The exercise: All records must be quoted exactly. Omit the pictures.

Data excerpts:
* * * * * * * * *

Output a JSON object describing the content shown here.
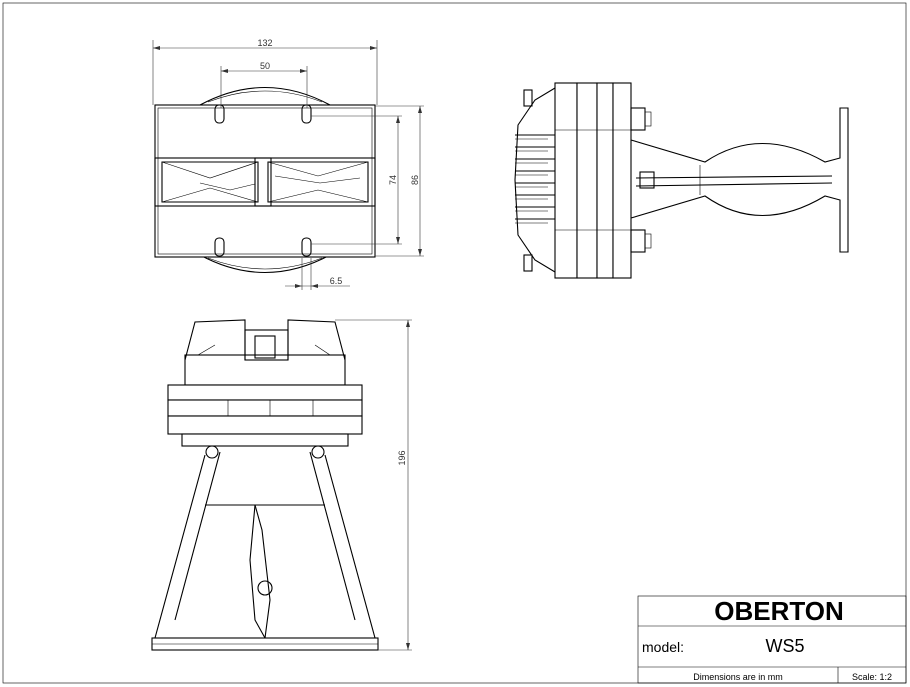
{
  "dimensions": {
    "width_overall": "132",
    "spacing_top": "50",
    "height_inner": "74",
    "height_outer": "86",
    "slot": "6.5",
    "height_total": "196"
  },
  "title_block": {
    "brand": "OBERTON",
    "model_label": "model:",
    "model_value": "WS5",
    "units_note": "Dimensions are in mm",
    "scale": "Scale: 1:2"
  }
}
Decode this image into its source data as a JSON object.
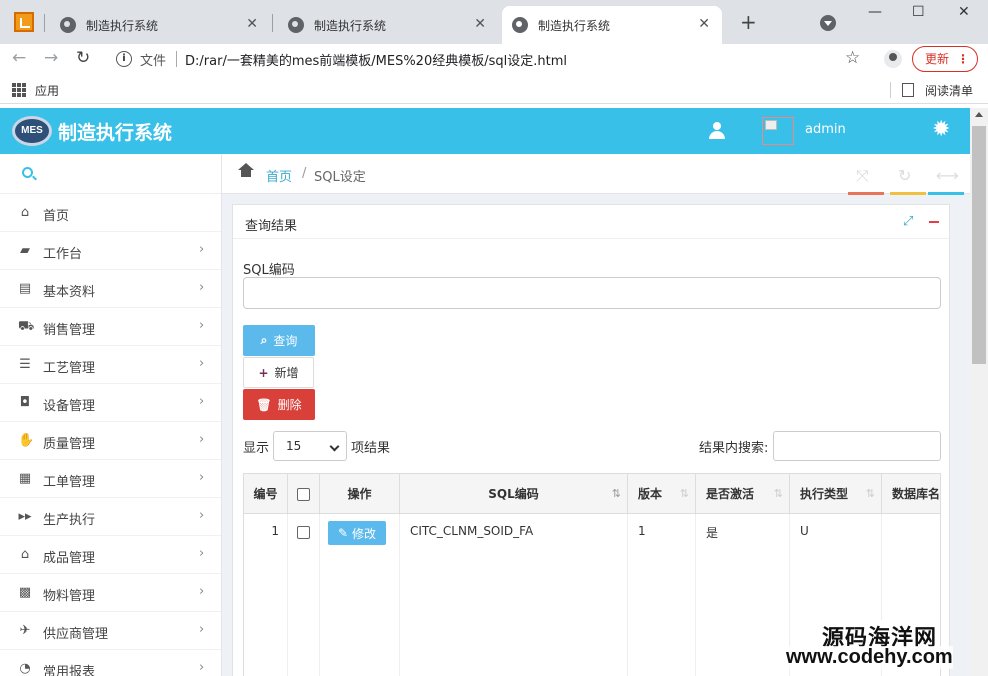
{
  "browser": {
    "tabs": [
      {
        "title": "制造执行系统",
        "close": "✕",
        "active": false
      },
      {
        "title": "制造执行系统",
        "close": "✕",
        "active": false
      },
      {
        "title": "制造执行系统",
        "close": "✕",
        "active": true
      }
    ],
    "new_tab": "+",
    "window_controls": {
      "minimize": "—",
      "maximize": "☐",
      "close": "✕"
    },
    "nav": {
      "back": "←",
      "forward": "→",
      "reload": "↻"
    },
    "address": {
      "scheme_label": "文件",
      "url": "D:/rar/一套精美的mes前端模板/MES%20经典模板/sql设定.html",
      "info_glyph": "i"
    },
    "bookmark_star": "☆",
    "update_button": {
      "label": "更新",
      "menu": "⋮"
    },
    "bookmarks_bar": {
      "apps_label": "应用",
      "reading_list_label": "阅读清单"
    }
  },
  "app": {
    "logo_text": "MES",
    "title": "制造执行系统",
    "user_name": "admin",
    "gear_glyph": "✹"
  },
  "sidebar": {
    "items": [
      {
        "label": "首页",
        "icon": "home-icon",
        "glyph": "⌂",
        "chevron": ""
      },
      {
        "label": "工作台",
        "icon": "comment-icon",
        "glyph": "▰",
        "chevron": "›"
      },
      {
        "label": "基本资料",
        "icon": "document-icon",
        "glyph": "▤",
        "chevron": "›"
      },
      {
        "label": "销售管理",
        "icon": "cart-icon",
        "glyph": "⛟",
        "chevron": "›"
      },
      {
        "label": "工艺管理",
        "icon": "list-icon",
        "glyph": "☰",
        "chevron": "›"
      },
      {
        "label": "设备管理",
        "icon": "inbox-icon",
        "glyph": "◘",
        "chevron": "›"
      },
      {
        "label": "质量管理",
        "icon": "thumbs-up-icon",
        "glyph": "✋",
        "chevron": "›"
      },
      {
        "label": "工单管理",
        "icon": "table-icon",
        "glyph": "▦",
        "chevron": "›"
      },
      {
        "label": "生产执行",
        "icon": "forward-icon",
        "glyph": "▸▸",
        "chevron": "›"
      },
      {
        "label": "成品管理",
        "icon": "home-icon",
        "glyph": "⌂",
        "chevron": "›"
      },
      {
        "label": "物料管理",
        "icon": "grid-icon",
        "glyph": "▩",
        "chevron": "›"
      },
      {
        "label": "供应商管理",
        "icon": "plane-icon",
        "glyph": "✈",
        "chevron": "›"
      },
      {
        "label": "常用报表",
        "icon": "report-icon",
        "glyph": "◔",
        "chevron": "›"
      }
    ]
  },
  "breadcrumb": {
    "home": "首页",
    "separator": "/",
    "current": "SQL设定"
  },
  "toolbar": {
    "fullscreen_glyph": "⤧",
    "refresh_glyph": "↻",
    "collapse_glyph": "⟷",
    "colors": {
      "fullscreen": "#e8745a",
      "refresh": "#f0c040",
      "collapse": "#39c0e8"
    }
  },
  "panel": {
    "title": "查询结果",
    "expand_glyph": "⤢",
    "field_label": "SQL编码",
    "field_value": "",
    "buttons": {
      "query": {
        "label": "查询",
        "glyph": "⌕"
      },
      "add": {
        "label": "新增",
        "glyph": "+"
      },
      "delete": {
        "label": "删除",
        "glyph": "🗑"
      }
    },
    "length": {
      "prefix": "显示",
      "value": "15",
      "suffix": "项结果"
    },
    "filter": {
      "label": "结果内搜索:",
      "value": ""
    }
  },
  "table": {
    "headers": {
      "id": "编号",
      "op": "操作",
      "sql_code": "SQL编码",
      "version": "版本",
      "active": "是否激活",
      "exec_type": "执行类型",
      "db_name": "数据库名"
    },
    "sort_glyph": "⇅",
    "rows": [
      {
        "id": "1",
        "edit_label": "修改",
        "edit_glyph": "✎",
        "sql_code": "CITC_CLNM_SOID_FA",
        "version": "1",
        "active": "是",
        "exec_type": "U",
        "db_name": ""
      }
    ]
  },
  "watermark": {
    "line1": "源码海洋网",
    "line2": "www.codehy.com"
  }
}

* * * * * * * * *

Right answer:
Output a JSON object describing the content shown here.
{
  "dimensions": {
    "width_overall": "132",
    "spacing_top": "50",
    "height_inner": "74",
    "height_outer": "86",
    "slot": "6.5",
    "height_total": "196"
  },
  "title_block": {
    "brand": "OBERTON",
    "model_label": "model:",
    "model_value": "WS5",
    "units_note": "Dimensions are in mm",
    "scale": "Scale: 1:2"
  }
}
Decode this image into its source data as a JSON object.
{
  "browser": {
    "tabs": [
      {
        "title": "制造执行系统",
        "close": "✕",
        "active": false
      },
      {
        "title": "制造执行系统",
        "close": "✕",
        "active": false
      },
      {
        "title": "制造执行系统",
        "close": "✕",
        "active": true
      }
    ],
    "new_tab": "+",
    "window_controls": {
      "minimize": "—",
      "maximize": "☐",
      "close": "✕"
    },
    "nav": {
      "back": "←",
      "forward": "→",
      "reload": "↻"
    },
    "address": {
      "scheme_label": "文件",
      "url": "D:/rar/一套精美的mes前端模板/MES%20经典模板/sql设定.html",
      "info_glyph": "i"
    },
    "bookmark_star": "☆",
    "update_button": {
      "label": "更新",
      "menu": "⋮"
    },
    "bookmarks_bar": {
      "apps_label": "应用",
      "reading_list_label": "阅读清单"
    }
  },
  "app": {
    "logo_text": "MES",
    "title": "制造执行系统",
    "user_name": "admin",
    "gear_glyph": "✹"
  },
  "sidebar": {
    "items": [
      {
        "label": "首页",
        "icon": "home-icon",
        "glyph": "⌂",
        "chevron": ""
      },
      {
        "label": "工作台",
        "icon": "comment-icon",
        "glyph": "▰",
        "chevron": "›"
      },
      {
        "label": "基本资料",
        "icon": "document-icon",
        "glyph": "▤",
        "chevron": "›"
      },
      {
        "label": "销售管理",
        "icon": "cart-icon",
        "glyph": "⛟",
        "chevron": "›"
      },
      {
        "label": "工艺管理",
        "icon": "list-icon",
        "glyph": "☰",
        "chevron": "›"
      },
      {
        "label": "设备管理",
        "icon": "inbox-icon",
        "glyph": "◘",
        "chevron": "›"
      },
      {
        "label": "质量管理",
        "icon": "thumbs-up-icon",
        "glyph": "✋",
        "chevron": "›"
      },
      {
        "label": "工单管理",
        "icon": "table-icon",
        "glyph": "▦",
        "chevron": "›"
      },
      {
        "label": "生产执行",
        "icon": "forward-icon",
        "glyph": "▸▸",
        "chevron": "›"
      },
      {
        "label": "成品管理",
        "icon": "home-icon",
        "glyph": "⌂",
        "chevron": "›"
      },
      {
        "label": "物料管理",
        "icon": "grid-icon",
        "glyph": "▩",
        "chevron": "›"
      },
      {
        "label": "供应商管理",
        "icon": "plane-icon",
        "glyph": "✈",
        "chevron": "›"
      },
      {
        "label": "常用报表",
        "icon": "report-icon",
        "glyph": "◔",
        "chevron": "›"
      }
    ]
  },
  "breadcrumb": {
    "home": "首页",
    "separator": "/",
    "current": "SQL设定"
  },
  "toolbar": {
    "fullscreen_glyph": "⤧",
    "refresh_glyph": "↻",
    "collapse_glyph": "⟷",
    "colors": {
      "fullscreen": "#e8745a",
      "refresh": "#f0c040",
      "collapse": "#39c0e8"
    }
  },
  "panel": {
    "title": "查询结果",
    "expand_glyph": "⤢",
    "field_label": "SQL编码",
    "field_value": "",
    "buttons": {
      "query": {
        "label": "查询",
        "glyph": "⌕"
      },
      "add": {
        "label": "新增",
        "glyph": "+"
      },
      "delete": {
        "label": "删除",
        "glyph": "🗑"
      }
    },
    "length": {
      "prefix": "显示",
      "value": "15",
      "suffix": "项结果"
    },
    "filter": {
      "label": "结果内搜索:",
      "value": ""
    }
  },
  "table": {
    "headers": {
      "id": "编号",
      "op": "操作",
      "sql_code": "SQL编码",
      "version": "版本",
      "active": "是否激活",
      "exec_type": "执行类型",
      "db_name": "数据库名"
    },
    "sort_glyph": "⇅",
    "rows": [
      {
        "id": "1",
        "edit_label": "修改",
        "edit_glyph": "✎",
        "sql_code": "CITC_CLNM_SOID_FA",
        "version": "1",
        "active": "是",
        "exec_type": "U",
        "db_name": ""
      }
    ]
  },
  "watermark": {
    "line1": "源码海洋网",
    "line2": "www.codehy.com"
  }
}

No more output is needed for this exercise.